:: PROBLEM TO WORK ON ::
Skip the images and return the records below exactly.

:: DATA SECTION ::
_ _ _ _ _

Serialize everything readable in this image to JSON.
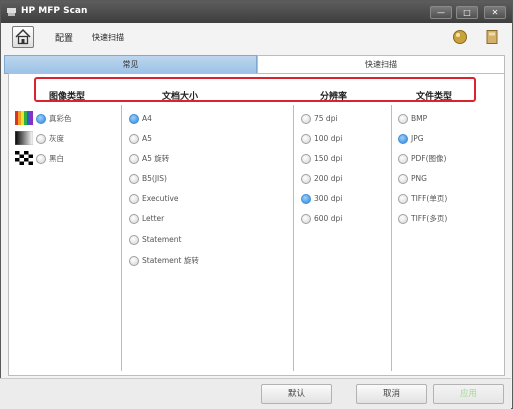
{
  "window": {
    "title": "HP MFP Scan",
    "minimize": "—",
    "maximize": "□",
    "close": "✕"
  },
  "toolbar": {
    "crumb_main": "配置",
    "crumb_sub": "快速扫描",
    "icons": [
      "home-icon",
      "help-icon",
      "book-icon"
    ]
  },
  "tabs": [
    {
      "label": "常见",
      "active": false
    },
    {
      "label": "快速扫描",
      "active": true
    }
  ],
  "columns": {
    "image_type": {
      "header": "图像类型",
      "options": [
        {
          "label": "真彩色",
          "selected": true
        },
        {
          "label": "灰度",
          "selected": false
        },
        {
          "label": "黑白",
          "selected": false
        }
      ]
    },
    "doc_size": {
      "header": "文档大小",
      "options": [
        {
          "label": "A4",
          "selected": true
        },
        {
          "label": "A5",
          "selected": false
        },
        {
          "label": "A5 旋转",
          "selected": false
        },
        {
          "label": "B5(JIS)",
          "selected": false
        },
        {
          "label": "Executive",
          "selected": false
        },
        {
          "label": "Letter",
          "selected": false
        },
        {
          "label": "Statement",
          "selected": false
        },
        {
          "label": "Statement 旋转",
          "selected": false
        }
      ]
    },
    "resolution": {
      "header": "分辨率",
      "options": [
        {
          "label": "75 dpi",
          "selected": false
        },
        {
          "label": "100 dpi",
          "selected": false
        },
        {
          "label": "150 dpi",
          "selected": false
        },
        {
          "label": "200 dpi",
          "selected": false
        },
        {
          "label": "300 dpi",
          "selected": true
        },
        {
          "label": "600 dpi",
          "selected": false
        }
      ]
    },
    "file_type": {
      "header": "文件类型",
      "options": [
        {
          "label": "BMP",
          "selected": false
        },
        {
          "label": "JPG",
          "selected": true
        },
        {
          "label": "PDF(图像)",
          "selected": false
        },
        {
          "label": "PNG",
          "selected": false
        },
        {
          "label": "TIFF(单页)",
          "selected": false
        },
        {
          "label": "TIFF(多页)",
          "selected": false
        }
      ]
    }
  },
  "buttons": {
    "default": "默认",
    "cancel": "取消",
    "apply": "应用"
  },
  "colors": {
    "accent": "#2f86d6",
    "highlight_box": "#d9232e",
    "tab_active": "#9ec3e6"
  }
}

_ _ _ _ _

:: RESPONSE TO THE TASK ::
Serialize everything readable in this image to JSON.
{
  "window": {
    "title": "HP MFP Scan",
    "minimize": "—",
    "maximize": "□",
    "close": "✕"
  },
  "toolbar": {
    "crumb_main": "配置",
    "crumb_sub": "快速扫描",
    "icons": [
      "home-icon",
      "help-icon",
      "book-icon"
    ]
  },
  "tabs": [
    {
      "label": "常见",
      "active": false
    },
    {
      "label": "快速扫描",
      "active": true
    }
  ],
  "columns": {
    "image_type": {
      "header": "图像类型",
      "options": [
        {
          "label": "真彩色",
          "selected": true
        },
        {
          "label": "灰度",
          "selected": false
        },
        {
          "label": "黑白",
          "selected": false
        }
      ]
    },
    "doc_size": {
      "header": "文档大小",
      "options": [
        {
          "label": "A4",
          "selected": true
        },
        {
          "label": "A5",
          "selected": false
        },
        {
          "label": "A5 旋转",
          "selected": false
        },
        {
          "label": "B5(JIS)",
          "selected": false
        },
        {
          "label": "Executive",
          "selected": false
        },
        {
          "label": "Letter",
          "selected": false
        },
        {
          "label": "Statement",
          "selected": false
        },
        {
          "label": "Statement 旋转",
          "selected": false
        }
      ]
    },
    "resolution": {
      "header": "分辨率",
      "options": [
        {
          "label": "75 dpi",
          "selected": false
        },
        {
          "label": "100 dpi",
          "selected": false
        },
        {
          "label": "150 dpi",
          "selected": false
        },
        {
          "label": "200 dpi",
          "selected": false
        },
        {
          "label": "300 dpi",
          "selected": true
        },
        {
          "label": "600 dpi",
          "selected": false
        }
      ]
    },
    "file_type": {
      "header": "文件类型",
      "options": [
        {
          "label": "BMP",
          "selected": false
        },
        {
          "label": "JPG",
          "selected": true
        },
        {
          "label": "PDF(图像)",
          "selected": false
        },
        {
          "label": "PNG",
          "selected": false
        },
        {
          "label": "TIFF(单页)",
          "selected": false
        },
        {
          "label": "TIFF(多页)",
          "selected": false
        }
      ]
    }
  },
  "buttons": {
    "default": "默认",
    "cancel": "取消",
    "apply": "应用"
  },
  "colors": {
    "accent": "#2f86d6",
    "highlight_box": "#d9232e",
    "tab_active": "#9ec3e6"
  }
}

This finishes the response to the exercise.